*Saved data entries*
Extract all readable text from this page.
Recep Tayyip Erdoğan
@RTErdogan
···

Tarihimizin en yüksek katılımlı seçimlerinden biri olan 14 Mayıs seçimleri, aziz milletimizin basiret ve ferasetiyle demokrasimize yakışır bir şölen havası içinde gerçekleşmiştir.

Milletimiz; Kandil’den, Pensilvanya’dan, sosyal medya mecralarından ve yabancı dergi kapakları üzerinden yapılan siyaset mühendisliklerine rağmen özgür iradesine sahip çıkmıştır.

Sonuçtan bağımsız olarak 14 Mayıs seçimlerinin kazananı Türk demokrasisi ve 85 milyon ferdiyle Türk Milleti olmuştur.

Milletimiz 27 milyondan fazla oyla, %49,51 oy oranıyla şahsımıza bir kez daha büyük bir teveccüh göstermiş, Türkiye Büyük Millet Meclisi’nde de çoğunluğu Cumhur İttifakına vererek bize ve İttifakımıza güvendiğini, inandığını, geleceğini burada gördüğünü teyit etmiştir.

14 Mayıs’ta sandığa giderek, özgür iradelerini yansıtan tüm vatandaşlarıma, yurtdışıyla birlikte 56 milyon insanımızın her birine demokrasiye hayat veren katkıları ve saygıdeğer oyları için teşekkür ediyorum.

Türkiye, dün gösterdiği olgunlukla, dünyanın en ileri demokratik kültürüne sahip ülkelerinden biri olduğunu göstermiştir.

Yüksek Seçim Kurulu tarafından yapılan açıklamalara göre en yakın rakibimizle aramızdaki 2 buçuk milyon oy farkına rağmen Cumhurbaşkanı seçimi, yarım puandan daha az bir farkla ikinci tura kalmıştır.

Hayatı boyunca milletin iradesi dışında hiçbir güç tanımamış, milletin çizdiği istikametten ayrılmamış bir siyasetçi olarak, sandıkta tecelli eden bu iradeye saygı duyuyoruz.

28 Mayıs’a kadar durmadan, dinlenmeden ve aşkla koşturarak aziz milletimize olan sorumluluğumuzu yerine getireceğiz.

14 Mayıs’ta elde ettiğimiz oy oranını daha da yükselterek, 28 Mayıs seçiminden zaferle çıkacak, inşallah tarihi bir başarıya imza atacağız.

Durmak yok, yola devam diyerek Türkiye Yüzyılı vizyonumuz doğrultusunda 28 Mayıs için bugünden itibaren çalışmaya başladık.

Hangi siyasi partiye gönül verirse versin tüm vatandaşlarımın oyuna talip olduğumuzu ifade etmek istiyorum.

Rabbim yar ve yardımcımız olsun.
* * *
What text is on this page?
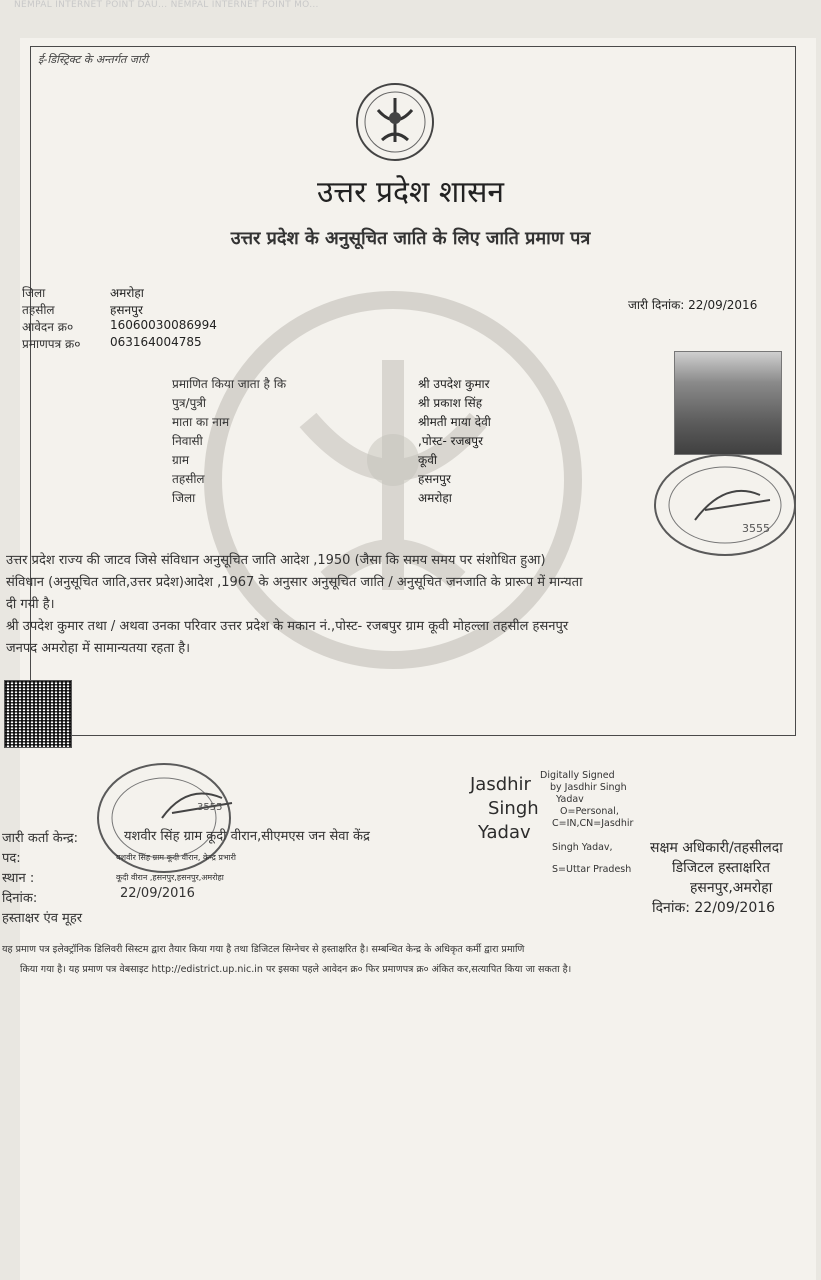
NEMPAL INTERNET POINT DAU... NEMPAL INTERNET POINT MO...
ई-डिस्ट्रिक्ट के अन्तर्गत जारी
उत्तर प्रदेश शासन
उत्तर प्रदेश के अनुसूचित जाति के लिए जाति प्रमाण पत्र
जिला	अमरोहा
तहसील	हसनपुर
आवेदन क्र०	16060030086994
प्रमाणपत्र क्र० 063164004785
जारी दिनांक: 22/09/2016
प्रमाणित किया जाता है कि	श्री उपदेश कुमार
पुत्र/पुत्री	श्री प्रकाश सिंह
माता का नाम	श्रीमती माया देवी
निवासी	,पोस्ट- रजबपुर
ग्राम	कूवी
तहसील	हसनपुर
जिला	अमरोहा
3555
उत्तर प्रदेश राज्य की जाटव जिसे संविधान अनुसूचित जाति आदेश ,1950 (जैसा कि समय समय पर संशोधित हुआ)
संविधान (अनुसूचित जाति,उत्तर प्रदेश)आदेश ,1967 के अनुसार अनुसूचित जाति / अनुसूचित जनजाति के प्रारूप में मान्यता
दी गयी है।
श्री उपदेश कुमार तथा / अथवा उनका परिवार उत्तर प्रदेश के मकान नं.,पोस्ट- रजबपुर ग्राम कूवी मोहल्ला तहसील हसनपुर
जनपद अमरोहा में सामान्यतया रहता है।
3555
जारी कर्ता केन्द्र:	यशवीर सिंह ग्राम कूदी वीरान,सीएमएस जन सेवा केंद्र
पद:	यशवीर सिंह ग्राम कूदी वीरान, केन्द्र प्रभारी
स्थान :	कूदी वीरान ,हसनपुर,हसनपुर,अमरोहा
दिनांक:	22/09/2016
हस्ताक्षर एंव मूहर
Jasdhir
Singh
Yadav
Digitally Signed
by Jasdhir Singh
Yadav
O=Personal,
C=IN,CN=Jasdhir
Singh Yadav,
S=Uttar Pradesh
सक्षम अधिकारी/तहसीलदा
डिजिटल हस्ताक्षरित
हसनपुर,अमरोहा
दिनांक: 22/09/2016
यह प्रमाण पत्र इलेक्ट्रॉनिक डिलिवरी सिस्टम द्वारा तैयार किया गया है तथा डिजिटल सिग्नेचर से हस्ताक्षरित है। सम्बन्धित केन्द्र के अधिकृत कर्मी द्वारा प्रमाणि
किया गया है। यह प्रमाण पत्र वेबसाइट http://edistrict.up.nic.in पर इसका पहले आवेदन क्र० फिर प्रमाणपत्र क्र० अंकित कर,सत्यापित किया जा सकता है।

*EXERCISE*
Copy every line of the data that holds the string "özgür".

*RESULT OF THIS TASK*
Milletimiz; Kandil’den, Pensilvanya’dan, sosyal medya mecralarından ve yabancı dergi kapakları üzerinden yapılan siyaset mühendisliklerine rağmen özgür iradesine sahip çıkmıştır.
14 Mayıs’ta sandığa giderek, özgür iradelerini yansıtan tüm vatandaşlarıma, yurtdışıyla birlikte 56 milyon insanımızın her birine demokrasiye hayat veren katkıları ve saygıdeğer oyları için teşekkür ediyorum.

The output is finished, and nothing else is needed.